What the task asks: Repeat all of the data precisely.
### Provided data ###
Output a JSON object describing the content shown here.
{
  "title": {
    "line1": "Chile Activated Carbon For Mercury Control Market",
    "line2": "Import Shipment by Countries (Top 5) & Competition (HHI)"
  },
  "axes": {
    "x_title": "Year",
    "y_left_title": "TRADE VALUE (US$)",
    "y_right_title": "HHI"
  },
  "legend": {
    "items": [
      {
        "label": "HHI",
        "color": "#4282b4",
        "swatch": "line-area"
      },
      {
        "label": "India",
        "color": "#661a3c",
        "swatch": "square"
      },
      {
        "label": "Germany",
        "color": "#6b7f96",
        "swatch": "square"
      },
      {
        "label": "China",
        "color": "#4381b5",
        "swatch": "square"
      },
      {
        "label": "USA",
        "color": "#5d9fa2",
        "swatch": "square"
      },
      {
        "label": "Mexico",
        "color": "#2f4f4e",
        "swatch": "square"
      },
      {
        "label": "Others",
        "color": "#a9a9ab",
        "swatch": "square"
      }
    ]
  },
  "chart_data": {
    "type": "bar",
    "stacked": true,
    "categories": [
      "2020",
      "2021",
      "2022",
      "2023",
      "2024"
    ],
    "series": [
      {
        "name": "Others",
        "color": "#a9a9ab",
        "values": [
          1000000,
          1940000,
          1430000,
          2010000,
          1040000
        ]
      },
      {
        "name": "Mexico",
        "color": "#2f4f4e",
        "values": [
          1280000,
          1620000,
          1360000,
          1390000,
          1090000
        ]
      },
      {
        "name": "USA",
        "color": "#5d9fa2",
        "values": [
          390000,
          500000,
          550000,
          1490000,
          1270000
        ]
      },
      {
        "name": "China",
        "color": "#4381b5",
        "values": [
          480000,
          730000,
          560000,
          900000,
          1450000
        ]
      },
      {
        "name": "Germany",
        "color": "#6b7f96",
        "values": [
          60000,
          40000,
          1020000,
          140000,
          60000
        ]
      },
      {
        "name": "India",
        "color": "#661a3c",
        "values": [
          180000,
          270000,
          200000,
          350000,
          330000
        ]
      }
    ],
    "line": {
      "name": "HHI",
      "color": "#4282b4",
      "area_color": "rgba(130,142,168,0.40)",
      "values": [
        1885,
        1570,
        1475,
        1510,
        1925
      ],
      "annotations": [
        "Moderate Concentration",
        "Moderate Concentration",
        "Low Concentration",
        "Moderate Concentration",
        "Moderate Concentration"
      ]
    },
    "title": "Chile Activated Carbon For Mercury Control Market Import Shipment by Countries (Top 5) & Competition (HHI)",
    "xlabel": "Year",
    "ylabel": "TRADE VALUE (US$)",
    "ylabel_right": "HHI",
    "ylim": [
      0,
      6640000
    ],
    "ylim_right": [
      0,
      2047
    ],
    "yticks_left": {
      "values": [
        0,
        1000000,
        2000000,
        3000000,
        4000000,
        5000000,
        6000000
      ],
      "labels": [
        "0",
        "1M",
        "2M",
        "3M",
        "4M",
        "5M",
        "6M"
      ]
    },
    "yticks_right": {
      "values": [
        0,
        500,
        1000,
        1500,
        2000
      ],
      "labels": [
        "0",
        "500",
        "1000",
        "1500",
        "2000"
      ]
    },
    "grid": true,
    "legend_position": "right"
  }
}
###
Answer to this exercise:
Output a JSON object describing the content shown here.
{
  "title": {
    "line1": "Chile Activated Carbon For Mercury Control Market",
    "line2": "Import Shipment by Countries (Top 5) & Competition (HHI)"
  },
  "axes": {
    "x_title": "Year",
    "y_left_title": "TRADE VALUE (US$)",
    "y_right_title": "HHI"
  },
  "legend": {
    "items": [
      {
        "label": "HHI",
        "color": "#4282b4",
        "swatch": "line-area"
      },
      {
        "label": "India",
        "color": "#661a3c",
        "swatch": "square"
      },
      {
        "label": "Germany",
        "color": "#6b7f96",
        "swatch": "square"
      },
      {
        "label": "China",
        "color": "#4381b5",
        "swatch": "square"
      },
      {
        "label": "USA",
        "color": "#5d9fa2",
        "swatch": "square"
      },
      {
        "label": "Mexico",
        "color": "#2f4f4e",
        "swatch": "square"
      },
      {
        "label": "Others",
        "color": "#a9a9ab",
        "swatch": "square"
      }
    ]
  },
  "chart_data": {
    "type": "bar",
    "stacked": true,
    "categories": [
      "2020",
      "2021",
      "2022",
      "2023",
      "2024"
    ],
    "series": [
      {
        "name": "Others",
        "color": "#a9a9ab",
        "values": [
          1000000,
          1940000,
          1430000,
          2010000,
          1040000
        ]
      },
      {
        "name": "Mexico",
        "color": "#2f4f4e",
        "values": [
          1280000,
          1620000,
          1360000,
          1390000,
          1090000
        ]
      },
      {
        "name": "USA",
        "color": "#5d9fa2",
        "values": [
          390000,
          500000,
          550000,
          1490000,
          1270000
        ]
      },
      {
        "name": "China",
        "color": "#4381b5",
        "values": [
          480000,
          730000,
          560000,
          900000,
          1450000
        ]
      },
      {
        "name": "Germany",
        "color": "#6b7f96",
        "values": [
          60000,
          40000,
          1020000,
          140000,
          60000
        ]
      },
      {
        "name": "India",
        "color": "#661a3c",
        "values": [
          180000,
          270000,
          200000,
          350000,
          330000
        ]
      }
    ],
    "line": {
      "name": "HHI",
      "color": "#4282b4",
      "area_color": "rgba(130,142,168,0.40)",
      "values": [
        1885,
        1570,
        1475,
        1510,
        1925
      ],
      "annotations": [
        "Moderate Concentration",
        "Moderate Concentration",
        "Low Concentration",
        "Moderate Concentration",
        "Moderate Concentration"
      ]
    },
    "title": "Chile Activated Carbon For Mercury Control Market Import Shipment by Countries (Top 5) & Competition (HHI)",
    "xlabel": "Year",
    "ylabel": "TRADE VALUE (US$)",
    "ylabel_right": "HHI",
    "ylim": [
      0,
      6640000
    ],
    "ylim_right": [
      0,
      2047
    ],
    "yticks_left": {
      "values": [
        0,
        1000000,
        2000000,
        3000000,
        4000000,
        5000000,
        6000000
      ],
      "labels": [
        "0",
        "1M",
        "2M",
        "3M",
        "4M",
        "5M",
        "6M"
      ]
    },
    "yticks_right": {
      "values": [
        0,
        500,
        1000,
        1500,
        2000
      ],
      "labels": [
        "0",
        "500",
        "1000",
        "1500",
        "2000"
      ]
    },
    "grid": true,
    "legend_position": "right"
  }
}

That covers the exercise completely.